Return an exact copy of the lines from the one holding "What data populates" to the end of the data, including both the starting and final lines. Leave the pictures out.

**Source records:**

** BEGIN **

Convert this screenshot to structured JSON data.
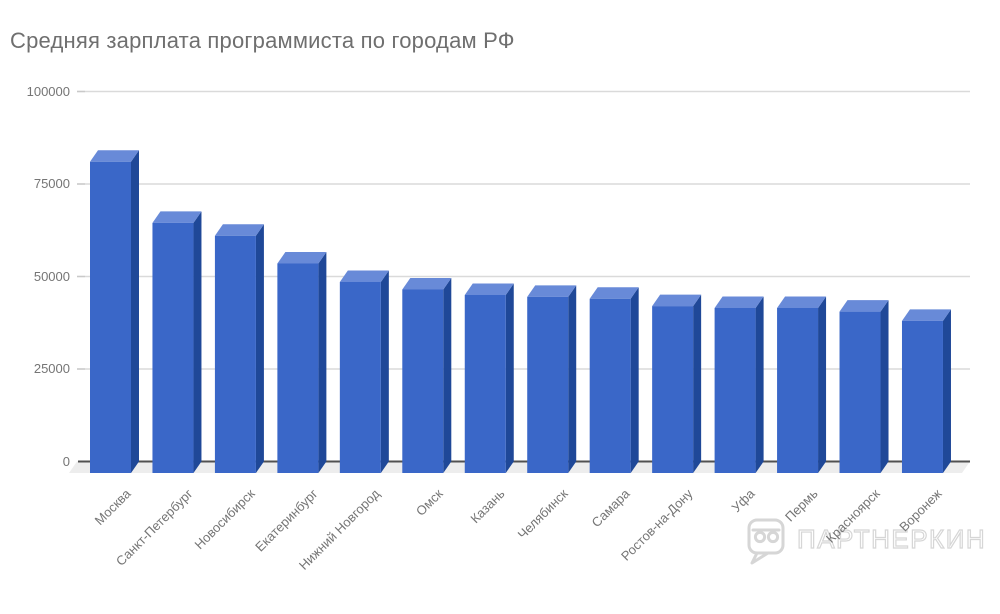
{
  "title": "Средняя зарплата программиста по городам РФ",
  "chart_data": {
    "type": "bar",
    "style": "3d-column",
    "title": "Средняя зарплата программиста по городам РФ",
    "categories": [
      "Москва",
      "Санкт-Петербург",
      "Новосибирск",
      "Екатеринбург",
      "Нижний Новгород",
      "Омск",
      "Казань",
      "Челябинск",
      "Самара",
      "Ростов-на-Дону",
      "Уфа",
      "Пермь",
      "Красноярск",
      "Воронеж"
    ],
    "values": [
      81000,
      64500,
      61000,
      53500,
      48500,
      46500,
      45000,
      44500,
      44000,
      42000,
      41500,
      41500,
      40500,
      38000
    ],
    "xlabel": "",
    "ylabel": "",
    "ylim": [
      0,
      100000
    ],
    "yticks": [
      0,
      25000,
      50000,
      75000,
      100000
    ],
    "grid": true,
    "legend": "none",
    "xlabel_rotation_deg": -45
  },
  "colors": {
    "bar_front": "#3a67c8",
    "bar_top": "#688ad8",
    "bar_side": "#1f4898",
    "gridline": "#dadada",
    "tick": "#c9c9c9",
    "baseline": "#515151",
    "floor": "#ededed",
    "title_text": "#6f6f6f",
    "axis_text": "#757575",
    "watermark": "#d6d6d6",
    "background": "#ffffff"
  },
  "watermark": {
    "text": "ПАРТНЕРКИН",
    "logo": "speech-bubble-glasses-icon"
  }
}
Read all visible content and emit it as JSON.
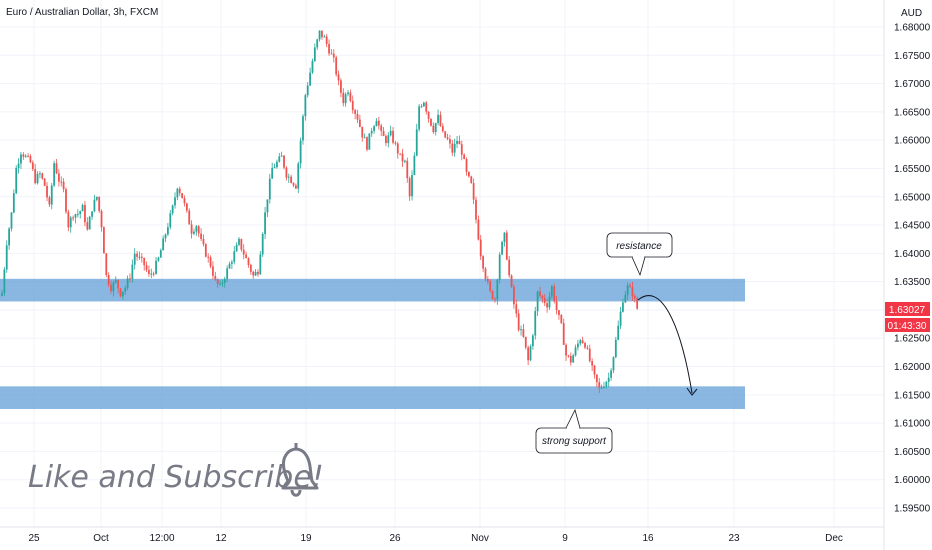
{
  "chart_data": {
    "type": "candlestick",
    "title": "Euro / Australian Dollar, 3h, FXCM",
    "currency_label": "AUD",
    "y_ticks": [
      "1.68000",
      "1.67500",
      "1.67000",
      "1.66500",
      "1.66000",
      "1.65500",
      "1.65000",
      "1.64500",
      "1.64000",
      "1.63500",
      "1.63000",
      "1.62500",
      "1.62000",
      "1.61500",
      "1.61000",
      "1.60500",
      "1.60000",
      "1.59500"
    ],
    "x_ticks": [
      "25",
      "Oct",
      "12:00",
      "12",
      "19",
      "26",
      "Nov",
      "9",
      "16",
      "23",
      "Dec"
    ],
    "ylim": [
      1.5925,
      1.6822
    ],
    "last_price": "1.63027",
    "countdown": "01:43:30",
    "last_price_color": "#f23645",
    "up_color": "#26a69a",
    "down_color": "#ef5350",
    "zone_color": "#5b9bd5",
    "resistance_zone": [
      1.6315,
      1.6355
    ],
    "support_zone": [
      1.6125,
      1.6165
    ],
    "annotations": [
      "resistance",
      "strong support"
    ],
    "projection": "curved arrow from resistance down to support",
    "path": [
      [
        0,
        1.633
      ],
      [
        2,
        1.642
      ],
      [
        4,
        1.647
      ],
      [
        6,
        1.655
      ],
      [
        8,
        1.658
      ],
      [
        10,
        1.657
      ],
      [
        12,
        1.656
      ],
      [
        14,
        1.653
      ],
      [
        16,
        1.654
      ],
      [
        18,
        1.652
      ],
      [
        20,
        1.648
      ],
      [
        22,
        1.656
      ],
      [
        24,
        1.653
      ],
      [
        26,
        1.651
      ],
      [
        28,
        1.645
      ],
      [
        30,
        1.647
      ],
      [
        32,
        1.647
      ],
      [
        34,
        1.648
      ],
      [
        36,
        1.644
      ],
      [
        38,
        1.648
      ],
      [
        40,
        1.65
      ],
      [
        42,
        1.645
      ],
      [
        44,
        1.636
      ],
      [
        46,
        1.634
      ],
      [
        48,
        1.635
      ],
      [
        50,
        1.633
      ],
      [
        52,
        1.634
      ],
      [
        54,
        1.636
      ],
      [
        56,
        1.64
      ],
      [
        58,
        1.639
      ],
      [
        60,
        1.638
      ],
      [
        62,
        1.636
      ],
      [
        64,
        1.637
      ],
      [
        66,
        1.639
      ],
      [
        68,
        1.642
      ],
      [
        70,
        1.645
      ],
      [
        72,
        1.648
      ],
      [
        74,
        1.652
      ],
      [
        76,
        1.65
      ],
      [
        78,
        1.647
      ],
      [
        80,
        1.644
      ],
      [
        82,
        1.645
      ],
      [
        84,
        1.642
      ],
      [
        86,
        1.64
      ],
      [
        88,
        1.638
      ],
      [
        90,
        1.635
      ],
      [
        92,
        1.634
      ],
      [
        94,
        1.636
      ],
      [
        96,
        1.638
      ],
      [
        98,
        1.64
      ],
      [
        100,
        1.642
      ],
      [
        102,
        1.64
      ],
      [
        104,
        1.638
      ],
      [
        106,
        1.636
      ],
      [
        108,
        1.637
      ],
      [
        110,
        1.644
      ],
      [
        112,
        1.65
      ],
      [
        114,
        1.655
      ],
      [
        116,
        1.656
      ],
      [
        118,
        1.657
      ],
      [
        120,
        1.654
      ],
      [
        122,
        1.653
      ],
      [
        124,
        1.652
      ],
      [
        126,
        1.66
      ],
      [
        128,
        1.668
      ],
      [
        130,
        1.672
      ],
      [
        132,
        1.676
      ],
      [
        134,
        1.679
      ],
      [
        136,
        1.678
      ],
      [
        138,
        1.676
      ],
      [
        140,
        1.674
      ],
      [
        142,
        1.67
      ],
      [
        144,
        1.667
      ],
      [
        146,
        1.669
      ],
      [
        148,
        1.666
      ],
      [
        150,
        1.664
      ],
      [
        152,
        1.661
      ],
      [
        154,
        1.659
      ],
      [
        156,
        1.662
      ],
      [
        158,
        1.664
      ],
      [
        160,
        1.661
      ],
      [
        162,
        1.66
      ],
      [
        164,
        1.661
      ],
      [
        166,
        1.659
      ],
      [
        168,
        1.657
      ],
      [
        170,
        1.656
      ],
      [
        172,
        1.65
      ],
      [
        174,
        1.657
      ],
      [
        176,
        1.666
      ],
      [
        178,
        1.667
      ],
      [
        180,
        1.664
      ],
      [
        182,
        1.662
      ],
      [
        184,
        1.664
      ],
      [
        186,
        1.661
      ],
      [
        188,
        1.66
      ],
      [
        190,
        1.658
      ],
      [
        192,
        1.66
      ],
      [
        194,
        1.658
      ],
      [
        196,
        1.654
      ],
      [
        198,
        1.652
      ],
      [
        200,
        1.646
      ],
      [
        202,
        1.64
      ],
      [
        204,
        1.636
      ],
      [
        206,
        1.633
      ],
      [
        208,
        1.632
      ],
      [
        210,
        1.64
      ],
      [
        212,
        1.643
      ],
      [
        214,
        1.636
      ],
      [
        216,
        1.631
      ],
      [
        218,
        1.627
      ],
      [
        220,
        1.625
      ],
      [
        222,
        1.621
      ],
      [
        224,
        1.626
      ],
      [
        226,
        1.633
      ],
      [
        228,
        1.632
      ],
      [
        230,
        1.631
      ],
      [
        232,
        1.634
      ],
      [
        234,
        1.63
      ],
      [
        236,
        1.627
      ],
      [
        238,
        1.622
      ],
      [
        240,
        1.621
      ],
      [
        242,
        1.623
      ],
      [
        244,
        1.625
      ],
      [
        246,
        1.624
      ],
      [
        248,
        1.621
      ],
      [
        250,
        1.618
      ],
      [
        252,
        1.616
      ],
      [
        254,
        1.617
      ],
      [
        256,
        1.618
      ],
      [
        258,
        1.622
      ],
      [
        260,
        1.627
      ],
      [
        262,
        1.632
      ],
      [
        264,
        1.634
      ],
      [
        266,
        1.633
      ],
      [
        268,
        1.6303
      ]
    ],
    "cta_text": "Like and Subscribe!"
  }
}
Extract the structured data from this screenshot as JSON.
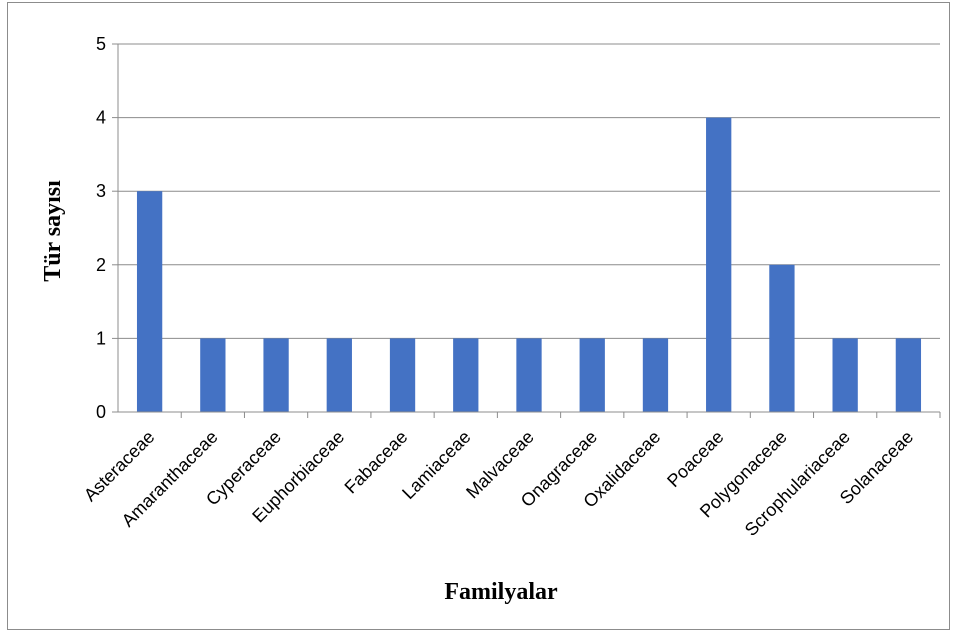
{
  "chart_data": {
    "type": "bar",
    "categories": [
      "Asteraceae",
      "Amaranthaceae",
      "Cyperaceae",
      "Euphorbiaceae",
      "Fabaceae",
      "Lamiaceae",
      "Malvaceae",
      "Onagraceae",
      "Oxalidaceae",
      "Poaceae",
      "Polygonaceae",
      "Scrophulariaceae",
      "Solanaceae"
    ],
    "values": [
      3,
      1,
      1,
      1,
      1,
      1,
      1,
      1,
      1,
      4,
      2,
      1,
      1
    ],
    "yticks": [
      "0",
      "1",
      "2",
      "3",
      "4",
      "5"
    ],
    "ylim": [
      0,
      5
    ],
    "xlabel": "Familyalar",
    "ylabel": "Tür sayısı",
    "grid": true,
    "legend": "none",
    "bar_color": "#4472c4",
    "grid_color": "#8c8c8c"
  }
}
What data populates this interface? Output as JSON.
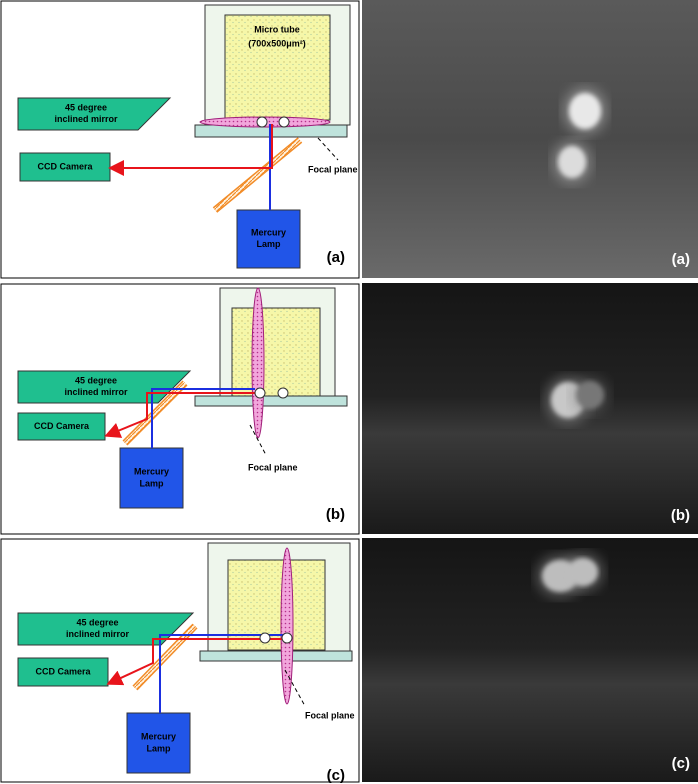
{
  "panels": [
    {
      "diagram": {
        "tube_label": "Micro tube",
        "tube_size": "(700x500μm²)",
        "mirror_label": [
          "45 degree",
          "inclined mirror"
        ],
        "camera_label": "CCD Camera",
        "lamp_label": [
          "Mercury",
          "Lamp"
        ],
        "focal_label": "Focal plane",
        "panel_label": "(a)"
      },
      "photo": {
        "panel_label": "(a)"
      }
    },
    {
      "diagram": {
        "mirror_label": [
          "45 degree",
          "inclined mirror"
        ],
        "camera_label": "CCD Camera",
        "lamp_label": [
          "Mercury",
          "Lamp"
        ],
        "focal_label": "Focal plane",
        "panel_label": "(b)"
      },
      "photo": {
        "panel_label": "(b)"
      }
    },
    {
      "diagram": {
        "mirror_label": [
          "45 degree",
          "inclined mirror"
        ],
        "camera_label": "CCD Camera",
        "lamp_label": [
          "Mercury",
          "Lamp"
        ],
        "focal_label": "Focal plane",
        "panel_label": "(c)"
      },
      "photo": {
        "panel_label": "(c)"
      }
    }
  ]
}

** END **

**The reply:**
What data populates this interface? Output as JSON.
{
  "panels": [
    {
      "diagram": {
        "tube_label": "Micro tube",
        "tube_size": "(700x500μm²)",
        "mirror_label": [
          "45 degree",
          "inclined mirror"
        ],
        "camera_label": "CCD Camera",
        "lamp_label": [
          "Mercury",
          "Lamp"
        ],
        "focal_label": "Focal plane",
        "panel_label": "(a)"
      },
      "photo": {
        "panel_label": "(a)"
      }
    },
    {
      "diagram": {
        "mirror_label": [
          "45 degree",
          "inclined mirror"
        ],
        "camera_label": "CCD Camera",
        "lamp_label": [
          "Mercury",
          "Lamp"
        ],
        "focal_label": "Focal plane",
        "panel_label": "(b)"
      },
      "photo": {
        "panel_label": "(b)"
      }
    },
    {
      "diagram": {
        "mirror_label": [
          "45 degree",
          "inclined mirror"
        ],
        "camera_label": "CCD Camera",
        "lamp_label": [
          "Mercury",
          "Lamp"
        ],
        "focal_label": "Focal plane",
        "panel_label": "(c)"
      },
      "photo": {
        "panel_label": "(c)"
      }
    }
  ]
}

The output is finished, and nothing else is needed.